Collection entries:

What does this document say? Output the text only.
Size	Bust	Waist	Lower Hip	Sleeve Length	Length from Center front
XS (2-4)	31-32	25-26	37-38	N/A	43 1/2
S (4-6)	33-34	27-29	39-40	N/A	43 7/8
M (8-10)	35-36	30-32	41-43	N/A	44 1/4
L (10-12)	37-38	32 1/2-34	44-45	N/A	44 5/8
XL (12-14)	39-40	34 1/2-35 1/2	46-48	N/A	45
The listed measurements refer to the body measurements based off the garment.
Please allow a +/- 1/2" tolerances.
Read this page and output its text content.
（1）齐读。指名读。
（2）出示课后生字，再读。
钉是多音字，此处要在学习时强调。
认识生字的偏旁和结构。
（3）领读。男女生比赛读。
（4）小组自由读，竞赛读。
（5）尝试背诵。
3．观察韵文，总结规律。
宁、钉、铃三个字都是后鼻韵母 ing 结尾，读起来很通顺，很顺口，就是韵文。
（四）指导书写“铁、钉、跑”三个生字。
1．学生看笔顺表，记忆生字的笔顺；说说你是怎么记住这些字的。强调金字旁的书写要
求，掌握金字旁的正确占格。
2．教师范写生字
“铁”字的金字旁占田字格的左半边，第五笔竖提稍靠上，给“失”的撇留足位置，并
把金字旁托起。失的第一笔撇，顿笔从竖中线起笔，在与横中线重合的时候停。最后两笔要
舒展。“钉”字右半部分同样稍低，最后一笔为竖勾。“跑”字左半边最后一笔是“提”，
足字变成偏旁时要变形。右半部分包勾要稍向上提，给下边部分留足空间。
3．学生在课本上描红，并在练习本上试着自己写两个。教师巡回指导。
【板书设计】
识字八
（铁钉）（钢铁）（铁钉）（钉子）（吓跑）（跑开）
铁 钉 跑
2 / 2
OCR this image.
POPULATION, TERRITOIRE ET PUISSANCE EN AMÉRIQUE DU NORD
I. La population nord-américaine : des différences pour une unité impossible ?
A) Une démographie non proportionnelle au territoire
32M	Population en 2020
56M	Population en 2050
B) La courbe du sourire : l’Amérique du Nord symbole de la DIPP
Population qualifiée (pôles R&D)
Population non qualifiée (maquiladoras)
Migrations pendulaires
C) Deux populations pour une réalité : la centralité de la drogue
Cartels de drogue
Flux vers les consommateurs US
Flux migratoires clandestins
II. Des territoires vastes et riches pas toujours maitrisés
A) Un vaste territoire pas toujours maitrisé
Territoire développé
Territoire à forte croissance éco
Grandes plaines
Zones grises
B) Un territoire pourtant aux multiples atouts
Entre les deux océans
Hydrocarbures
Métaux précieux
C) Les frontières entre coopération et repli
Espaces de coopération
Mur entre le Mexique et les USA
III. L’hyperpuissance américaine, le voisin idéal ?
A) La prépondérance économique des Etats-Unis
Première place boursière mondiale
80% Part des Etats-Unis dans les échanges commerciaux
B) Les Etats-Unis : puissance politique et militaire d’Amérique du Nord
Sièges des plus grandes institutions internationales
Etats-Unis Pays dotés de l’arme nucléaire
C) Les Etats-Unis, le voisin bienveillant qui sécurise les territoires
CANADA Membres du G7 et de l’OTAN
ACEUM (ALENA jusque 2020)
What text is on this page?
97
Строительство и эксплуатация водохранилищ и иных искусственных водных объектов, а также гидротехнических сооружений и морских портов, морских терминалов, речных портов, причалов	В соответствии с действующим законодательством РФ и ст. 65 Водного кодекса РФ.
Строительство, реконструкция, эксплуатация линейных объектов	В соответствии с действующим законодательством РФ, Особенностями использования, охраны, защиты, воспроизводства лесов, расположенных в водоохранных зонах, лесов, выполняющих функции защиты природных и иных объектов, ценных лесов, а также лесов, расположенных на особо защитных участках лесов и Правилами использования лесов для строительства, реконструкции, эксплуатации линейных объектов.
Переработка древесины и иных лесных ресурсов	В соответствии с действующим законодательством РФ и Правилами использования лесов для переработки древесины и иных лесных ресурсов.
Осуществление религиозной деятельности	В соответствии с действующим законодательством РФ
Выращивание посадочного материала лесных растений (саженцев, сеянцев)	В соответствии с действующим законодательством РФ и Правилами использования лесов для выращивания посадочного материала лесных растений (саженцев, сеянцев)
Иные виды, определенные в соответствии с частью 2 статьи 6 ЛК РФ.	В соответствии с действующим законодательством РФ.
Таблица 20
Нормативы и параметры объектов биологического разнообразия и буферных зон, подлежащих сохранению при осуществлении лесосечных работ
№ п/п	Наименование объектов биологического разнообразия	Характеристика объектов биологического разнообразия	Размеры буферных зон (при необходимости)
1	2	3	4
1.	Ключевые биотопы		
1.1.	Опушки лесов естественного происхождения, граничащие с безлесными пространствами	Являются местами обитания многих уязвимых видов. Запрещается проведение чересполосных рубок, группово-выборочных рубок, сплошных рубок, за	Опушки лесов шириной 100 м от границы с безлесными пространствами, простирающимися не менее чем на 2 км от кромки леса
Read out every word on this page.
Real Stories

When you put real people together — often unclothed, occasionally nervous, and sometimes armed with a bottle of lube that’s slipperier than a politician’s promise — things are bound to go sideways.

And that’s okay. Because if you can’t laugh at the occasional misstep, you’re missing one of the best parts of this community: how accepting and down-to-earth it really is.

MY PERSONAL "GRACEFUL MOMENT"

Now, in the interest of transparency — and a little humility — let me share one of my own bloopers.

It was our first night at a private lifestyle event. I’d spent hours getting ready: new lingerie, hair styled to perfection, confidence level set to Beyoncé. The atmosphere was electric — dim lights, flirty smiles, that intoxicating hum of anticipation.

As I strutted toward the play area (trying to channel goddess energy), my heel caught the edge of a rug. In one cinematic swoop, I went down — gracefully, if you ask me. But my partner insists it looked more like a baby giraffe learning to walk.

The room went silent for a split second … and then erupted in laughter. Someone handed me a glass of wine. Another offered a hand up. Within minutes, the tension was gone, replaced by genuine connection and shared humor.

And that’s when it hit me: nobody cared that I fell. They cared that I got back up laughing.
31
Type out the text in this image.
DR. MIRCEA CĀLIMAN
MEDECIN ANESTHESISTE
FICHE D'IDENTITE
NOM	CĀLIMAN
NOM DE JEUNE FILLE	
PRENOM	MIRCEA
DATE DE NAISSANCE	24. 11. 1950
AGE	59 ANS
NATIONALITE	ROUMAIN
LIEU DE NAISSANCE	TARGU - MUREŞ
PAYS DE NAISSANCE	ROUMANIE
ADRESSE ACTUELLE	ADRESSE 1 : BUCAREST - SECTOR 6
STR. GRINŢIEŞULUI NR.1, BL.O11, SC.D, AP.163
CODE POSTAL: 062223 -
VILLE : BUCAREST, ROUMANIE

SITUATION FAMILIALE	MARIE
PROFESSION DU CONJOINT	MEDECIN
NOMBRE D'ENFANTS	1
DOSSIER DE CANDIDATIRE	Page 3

Requirements:
From the line that contains "Type out the text in this image." down to the last line of the listing above, repeat each line exactly, and include nothing else.

Task answer:
Type out the text in this image.
DR. MIRCEA CĀLIMAN
MEDECIN ANESTHESISTE
FICHE D'IDENTITE
NOM	CĀLIMAN
NOM DE JEUNE FILLE	
PRENOM	MIRCEA
DATE DE NAISSANCE	24. 11. 1950
AGE	59 ANS
NATIONALITE	ROUMAIN
LIEU DE NAISSANCE	TARGU - MUREŞ
PAYS DE NAISSANCE	ROUMANIE
ADRESSE ACTUELLE	ADRESSE 1 : BUCAREST - SECTOR 6
STR. GRINŢIEŞULUI NR.1, BL.O11, SC.D, AP.163
CODE POSTAL: 062223 -
VILLE : BUCAREST, ROUMANIE

SITUATION FAMILIALE	MARIE
PROFESSION DU CONJOINT	MEDECIN
NOMBRE D'ENFANTS	1
DOSSIER DE CANDIDATIRE	Page 3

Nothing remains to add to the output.